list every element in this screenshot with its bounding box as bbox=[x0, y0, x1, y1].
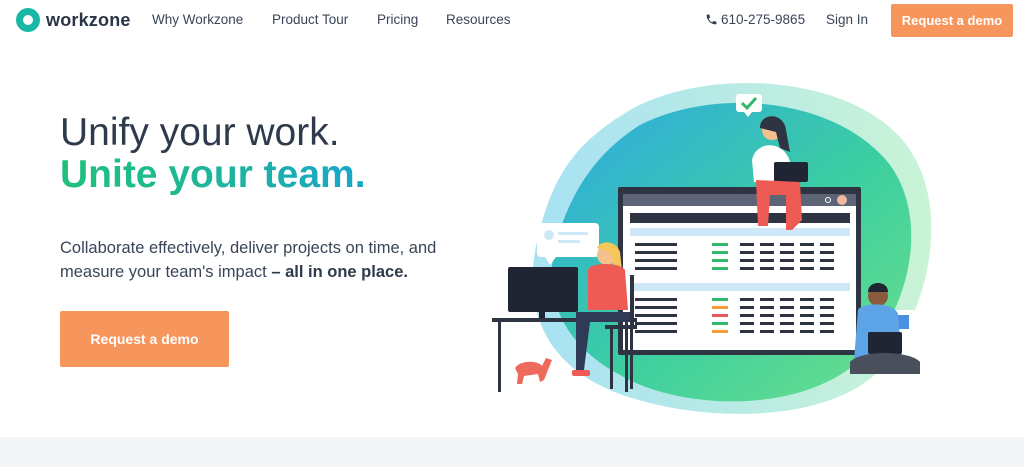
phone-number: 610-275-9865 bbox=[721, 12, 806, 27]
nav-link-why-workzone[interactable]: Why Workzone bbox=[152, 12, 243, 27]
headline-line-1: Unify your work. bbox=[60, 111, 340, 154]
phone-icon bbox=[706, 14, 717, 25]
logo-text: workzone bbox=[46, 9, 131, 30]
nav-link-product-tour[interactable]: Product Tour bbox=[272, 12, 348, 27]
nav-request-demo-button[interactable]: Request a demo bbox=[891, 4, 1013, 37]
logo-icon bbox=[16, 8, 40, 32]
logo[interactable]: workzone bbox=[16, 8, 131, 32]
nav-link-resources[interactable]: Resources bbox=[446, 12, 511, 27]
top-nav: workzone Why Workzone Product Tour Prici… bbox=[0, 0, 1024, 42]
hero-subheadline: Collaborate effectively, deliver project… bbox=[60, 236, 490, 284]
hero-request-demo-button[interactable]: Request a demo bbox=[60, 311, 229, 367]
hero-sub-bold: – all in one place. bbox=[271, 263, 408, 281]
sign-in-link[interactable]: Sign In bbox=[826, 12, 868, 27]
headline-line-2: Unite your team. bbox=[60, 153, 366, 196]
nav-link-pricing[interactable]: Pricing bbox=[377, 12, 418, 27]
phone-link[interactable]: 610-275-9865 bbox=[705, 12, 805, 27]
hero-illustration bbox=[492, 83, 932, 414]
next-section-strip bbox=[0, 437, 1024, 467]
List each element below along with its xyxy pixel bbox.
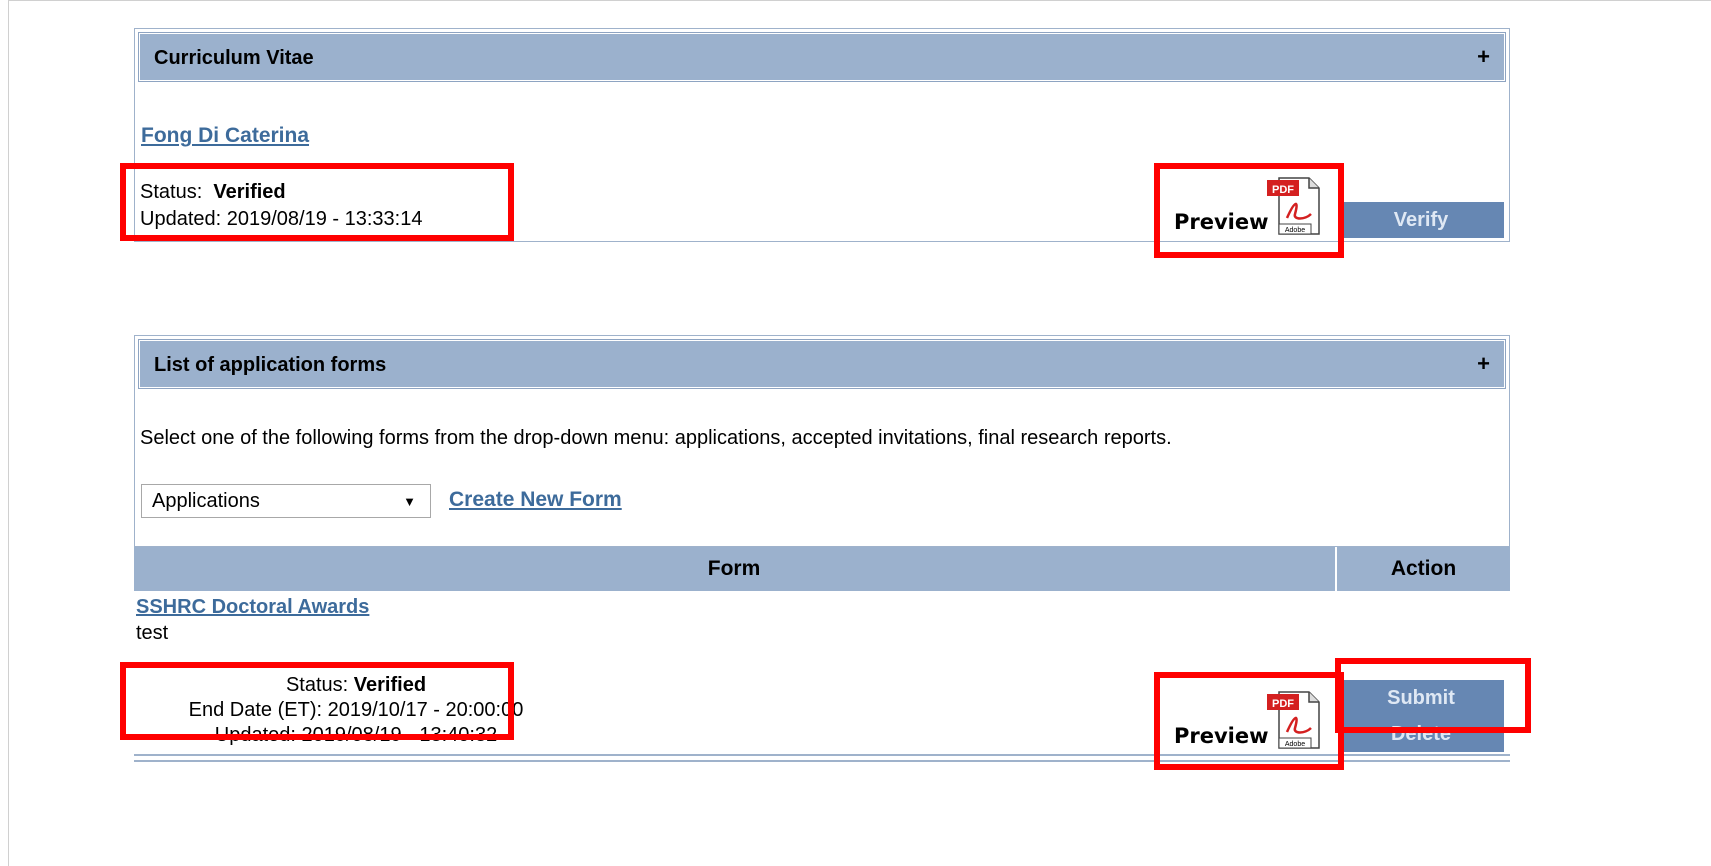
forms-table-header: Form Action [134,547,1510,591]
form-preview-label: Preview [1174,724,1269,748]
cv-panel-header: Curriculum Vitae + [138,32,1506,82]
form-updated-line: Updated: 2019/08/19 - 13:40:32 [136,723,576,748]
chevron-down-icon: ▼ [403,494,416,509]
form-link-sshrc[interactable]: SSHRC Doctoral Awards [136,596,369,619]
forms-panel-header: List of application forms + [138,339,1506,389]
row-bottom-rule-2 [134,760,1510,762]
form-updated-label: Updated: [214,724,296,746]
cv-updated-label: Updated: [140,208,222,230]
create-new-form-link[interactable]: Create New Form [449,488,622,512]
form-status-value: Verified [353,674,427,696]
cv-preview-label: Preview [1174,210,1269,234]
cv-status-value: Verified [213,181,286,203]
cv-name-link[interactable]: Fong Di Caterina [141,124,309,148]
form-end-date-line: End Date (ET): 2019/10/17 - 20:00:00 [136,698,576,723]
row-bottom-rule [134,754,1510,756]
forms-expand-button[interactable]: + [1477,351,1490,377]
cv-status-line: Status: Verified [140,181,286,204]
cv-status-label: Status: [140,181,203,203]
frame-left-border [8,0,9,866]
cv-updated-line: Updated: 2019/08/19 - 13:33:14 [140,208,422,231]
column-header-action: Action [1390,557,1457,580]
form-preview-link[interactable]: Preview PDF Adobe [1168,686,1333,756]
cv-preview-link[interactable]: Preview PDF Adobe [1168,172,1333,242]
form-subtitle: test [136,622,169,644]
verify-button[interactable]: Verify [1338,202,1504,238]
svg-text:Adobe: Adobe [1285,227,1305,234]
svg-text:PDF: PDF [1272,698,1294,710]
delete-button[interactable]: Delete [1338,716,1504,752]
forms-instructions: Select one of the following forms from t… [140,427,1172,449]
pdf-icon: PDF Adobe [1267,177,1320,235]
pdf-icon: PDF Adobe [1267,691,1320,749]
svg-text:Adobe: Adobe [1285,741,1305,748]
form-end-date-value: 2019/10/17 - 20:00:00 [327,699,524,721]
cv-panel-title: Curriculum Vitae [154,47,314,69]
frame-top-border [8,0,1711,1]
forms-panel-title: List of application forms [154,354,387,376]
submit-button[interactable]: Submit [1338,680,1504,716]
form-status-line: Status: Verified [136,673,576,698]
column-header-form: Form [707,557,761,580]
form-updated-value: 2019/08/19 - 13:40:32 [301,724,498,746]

* * * *

WHAT THIS TASK INVOLVES -> Return the records verbatim, from the very first line up to and including the line that contains "List each element", and leave out the pictures.

CORRECT RESPONSE ->
list every element in this screenshot with its bounding box as bbox=[x0, y0, x1, y1].
phone-number: 610-275-9865 bbox=[721, 12, 806, 27]
nav-link-why-workzone[interactable]: Why Workzone bbox=[152, 12, 243, 27]
headline-line-1: Unify your work. bbox=[60, 111, 340, 154]
phone-icon bbox=[706, 14, 717, 25]
logo-text: workzone bbox=[46, 9, 131, 30]
nav-link-product-tour[interactable]: Product Tour bbox=[272, 12, 348, 27]
nav-request-demo-button[interactable]: Request a demo bbox=[891, 4, 1013, 37]
logo-icon bbox=[16, 8, 40, 32]
logo[interactable]: workzone bbox=[16, 8, 131, 32]
nav-link-resources[interactable]: Resources bbox=[446, 12, 511, 27]
top-nav: workzone Why Workzone Product Tour Prici… bbox=[0, 0, 1024, 42]
hero-subheadline: Collaborate effectively, deliver project… bbox=[60, 236, 490, 284]
hero-request-demo-button[interactable]: Request a demo bbox=[60, 311, 229, 367]
hero-sub-bold: – all in one place. bbox=[271, 263, 408, 281]
sign-in-link[interactable]: Sign In bbox=[826, 12, 868, 27]
headline-line-2: Unite your team. bbox=[60, 153, 366, 196]
nav-link-pricing[interactable]: Pricing bbox=[377, 12, 418, 27]
phone-link[interactable]: 610-275-9865 bbox=[705, 12, 805, 27]
hero-illustration bbox=[492, 83, 932, 414]
next-section-strip bbox=[0, 437, 1024, 467]
List each element below along with its xyxy pixel bbox.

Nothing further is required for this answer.